> _Direction_
Output all of the entries below precisely as written.
::: The data
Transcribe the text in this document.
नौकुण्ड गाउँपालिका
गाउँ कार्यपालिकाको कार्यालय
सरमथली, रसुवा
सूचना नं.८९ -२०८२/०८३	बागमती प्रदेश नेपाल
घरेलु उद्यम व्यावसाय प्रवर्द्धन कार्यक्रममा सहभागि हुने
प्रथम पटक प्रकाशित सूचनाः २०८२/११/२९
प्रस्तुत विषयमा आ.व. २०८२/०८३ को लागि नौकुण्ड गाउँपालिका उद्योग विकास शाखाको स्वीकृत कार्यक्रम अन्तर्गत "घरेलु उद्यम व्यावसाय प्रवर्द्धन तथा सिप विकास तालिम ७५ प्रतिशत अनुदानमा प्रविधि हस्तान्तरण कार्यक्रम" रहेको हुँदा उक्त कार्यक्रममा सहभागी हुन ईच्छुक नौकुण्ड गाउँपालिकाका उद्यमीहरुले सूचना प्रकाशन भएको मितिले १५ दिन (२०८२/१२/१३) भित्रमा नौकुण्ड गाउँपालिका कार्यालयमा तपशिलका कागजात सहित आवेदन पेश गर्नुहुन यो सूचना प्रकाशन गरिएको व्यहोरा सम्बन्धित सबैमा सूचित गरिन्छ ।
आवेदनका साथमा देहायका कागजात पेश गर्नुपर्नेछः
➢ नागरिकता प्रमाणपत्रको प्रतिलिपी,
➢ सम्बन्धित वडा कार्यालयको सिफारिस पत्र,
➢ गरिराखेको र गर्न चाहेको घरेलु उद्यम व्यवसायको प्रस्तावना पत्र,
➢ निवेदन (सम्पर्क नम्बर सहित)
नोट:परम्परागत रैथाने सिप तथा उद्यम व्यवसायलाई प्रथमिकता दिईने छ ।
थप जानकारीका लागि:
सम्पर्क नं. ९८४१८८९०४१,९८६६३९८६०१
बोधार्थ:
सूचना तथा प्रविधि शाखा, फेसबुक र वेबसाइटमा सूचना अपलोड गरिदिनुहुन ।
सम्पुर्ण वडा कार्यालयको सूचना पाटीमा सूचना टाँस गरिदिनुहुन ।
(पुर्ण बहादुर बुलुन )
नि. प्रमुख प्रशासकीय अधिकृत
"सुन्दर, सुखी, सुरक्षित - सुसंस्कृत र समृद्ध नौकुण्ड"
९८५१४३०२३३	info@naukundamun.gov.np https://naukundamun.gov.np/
::::::
> _Answer to this task_
Transcribe the text in this document.
नौकुण्ड गाउँपालिका
गाउँ कार्यपालिकाको कार्यालय
सरमथली, रसुवा
सूचना नं.८९ -२०८२/०८३	बागमती प्रदेश नेपाल
घरेलु उद्यम व्यावसाय प्रवर्द्धन कार्यक्रममा सहभागि हुने
प्रथम पटक प्रकाशित सूचनाः २०८२/११/२९
प्रस्तुत विषयमा आ.व. २०८२/०८३ को लागि नौकुण्ड गाउँपालिका उद्योग विकास शाखाको स्वीकृत कार्यक्रम अन्तर्गत "घरेलु उद्यम व्यावसाय प्रवर्द्धन तथा सिप विकास तालिम ७५ प्रतिशत अनुदानमा प्रविधि हस्तान्तरण कार्यक्रम" रहेको हुँदा उक्त कार्यक्रममा सहभागी हुन ईच्छुक नौकुण्ड गाउँपालिकाका उद्यमीहरुले सूचना प्रकाशन भएको मितिले १५ दिन (२०८२/१२/१३) भित्रमा नौकुण्ड गाउँपालिका कार्यालयमा तपशिलका कागजात सहित आवेदन पेश गर्नुहुन यो सूचना प्रकाशन गरिएको व्यहोरा सम्बन्धित सबैमा सूचित गरिन्छ ।
आवेदनका साथमा देहायका कागजात पेश गर्नुपर्नेछः
➢ नागरिकता प्रमाणपत्रको प्रतिलिपी,
➢ सम्बन्धित वडा कार्यालयको सिफारिस पत्र,
➢ गरिराखेको र गर्न चाहेको घरेलु उद्यम व्यवसायको प्रस्तावना पत्र,
➢ निवेदन (सम्पर्क नम्बर सहित)
नोट:परम्परागत रैथाने सिप तथा उद्यम व्यवसायलाई प्रथमिकता दिईने छ ।
थप जानकारीका लागि:
सम्पर्क नं. ९८४१८८९०४१,९८६६३९८६०१
बोधार्थ:
सूचना तथा प्रविधि शाखा, फेसबुक र वेबसाइटमा सूचना अपलोड गरिदिनुहुन ।
सम्पुर्ण वडा कार्यालयको सूचना पाटीमा सूचना टाँस गरिदिनुहुन ।
(पुर्ण बहादुर बुलुन )
नि. प्रमुख प्रशासकीय अधिकृत
"सुन्दर, सुखी, सुरक्षित - सुसंस्कृत र समृद्ध नौकुण्ड"
९८५१४३०२३३	info@naukundamun.gov.np https://naukundamun.gov.np/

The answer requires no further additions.